» Brief:
Retype the records below exactly as they appear.
##### Input rows #####
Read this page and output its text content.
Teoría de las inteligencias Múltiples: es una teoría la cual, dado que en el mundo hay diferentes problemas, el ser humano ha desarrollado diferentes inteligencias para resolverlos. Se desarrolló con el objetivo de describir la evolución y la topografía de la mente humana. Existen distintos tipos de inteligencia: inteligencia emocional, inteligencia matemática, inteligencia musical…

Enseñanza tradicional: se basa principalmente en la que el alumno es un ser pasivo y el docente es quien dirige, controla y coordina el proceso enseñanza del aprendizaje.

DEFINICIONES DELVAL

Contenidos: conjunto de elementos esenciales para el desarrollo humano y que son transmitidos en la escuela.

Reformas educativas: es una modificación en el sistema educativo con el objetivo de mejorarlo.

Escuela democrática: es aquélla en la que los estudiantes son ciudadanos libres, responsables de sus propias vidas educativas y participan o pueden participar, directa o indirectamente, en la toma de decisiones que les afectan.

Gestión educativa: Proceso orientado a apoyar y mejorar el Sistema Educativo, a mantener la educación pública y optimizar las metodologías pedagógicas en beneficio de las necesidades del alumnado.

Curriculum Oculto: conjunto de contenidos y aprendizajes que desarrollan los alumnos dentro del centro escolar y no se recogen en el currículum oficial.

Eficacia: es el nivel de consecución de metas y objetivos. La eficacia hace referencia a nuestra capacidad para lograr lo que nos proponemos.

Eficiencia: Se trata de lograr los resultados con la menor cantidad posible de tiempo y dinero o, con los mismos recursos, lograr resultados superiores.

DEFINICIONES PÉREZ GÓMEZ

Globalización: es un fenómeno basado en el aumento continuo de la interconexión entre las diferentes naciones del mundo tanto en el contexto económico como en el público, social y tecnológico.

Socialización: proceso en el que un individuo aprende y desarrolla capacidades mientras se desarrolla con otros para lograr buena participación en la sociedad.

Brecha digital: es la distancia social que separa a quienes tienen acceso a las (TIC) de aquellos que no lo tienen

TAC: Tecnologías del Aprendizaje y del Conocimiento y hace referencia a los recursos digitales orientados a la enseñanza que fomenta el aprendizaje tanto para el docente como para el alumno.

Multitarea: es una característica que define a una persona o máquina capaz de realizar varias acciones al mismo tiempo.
#####
» Answer to this exercise:
Read this page and output its text content.
Teoría de las inteligencias Múltiples: es una teoría la cual, dado que en el mundo hay diferentes problemas, el ser humano ha desarrollado diferentes inteligencias para resolverlos. Se desarrolló con el objetivo de describir la evolución y la topografía de la mente humana. Existen distintos tipos de inteligencia: inteligencia emocional, inteligencia matemática, inteligencia musical…

Enseñanza tradicional: se basa principalmente en la que el alumno es un ser pasivo y el docente es quien dirige, controla y coordina el proceso enseñanza del aprendizaje.

DEFINICIONES DELVAL

Contenidos: conjunto de elementos esenciales para el desarrollo humano y que son transmitidos en la escuela.

Reformas educativas: es una modificación en el sistema educativo con el objetivo de mejorarlo.

Escuela democrática: es aquélla en la que los estudiantes son ciudadanos libres, responsables de sus propias vidas educativas y participan o pueden participar, directa o indirectamente, en la toma de decisiones que les afectan.

Gestión educativa: Proceso orientado a apoyar y mejorar el Sistema Educativo, a mantener la educación pública y optimizar las metodologías pedagógicas en beneficio de las necesidades del alumnado.

Curriculum Oculto: conjunto de contenidos y aprendizajes que desarrollan los alumnos dentro del centro escolar y no se recogen en el currículum oficial.

Eficacia: es el nivel de consecución de metas y objetivos. La eficacia hace referencia a nuestra capacidad para lograr lo que nos proponemos.

Eficiencia: Se trata de lograr los resultados con la menor cantidad posible de tiempo y dinero o, con los mismos recursos, lograr resultados superiores.

DEFINICIONES PÉREZ GÓMEZ

Globalización: es un fenómeno basado en el aumento continuo de la interconexión entre las diferentes naciones del mundo tanto en el contexto económico como en el público, social y tecnológico.

Socialización: proceso en el que un individuo aprende y desarrolla capacidades mientras se desarrolla con otros para lograr buena participación en la sociedad.

Brecha digital: es la distancia social que separa a quienes tienen acceso a las (TIC) de aquellos que no lo tienen

TAC: Tecnologías del Aprendizaje y del Conocimiento y hace referencia a los recursos digitales orientados a la enseñanza que fomenta el aprendizaje tanto para el docente como para el alumno.

Multitarea: es una característica que define a una persona o máquina capaz de realizar varias acciones al mismo tiempo.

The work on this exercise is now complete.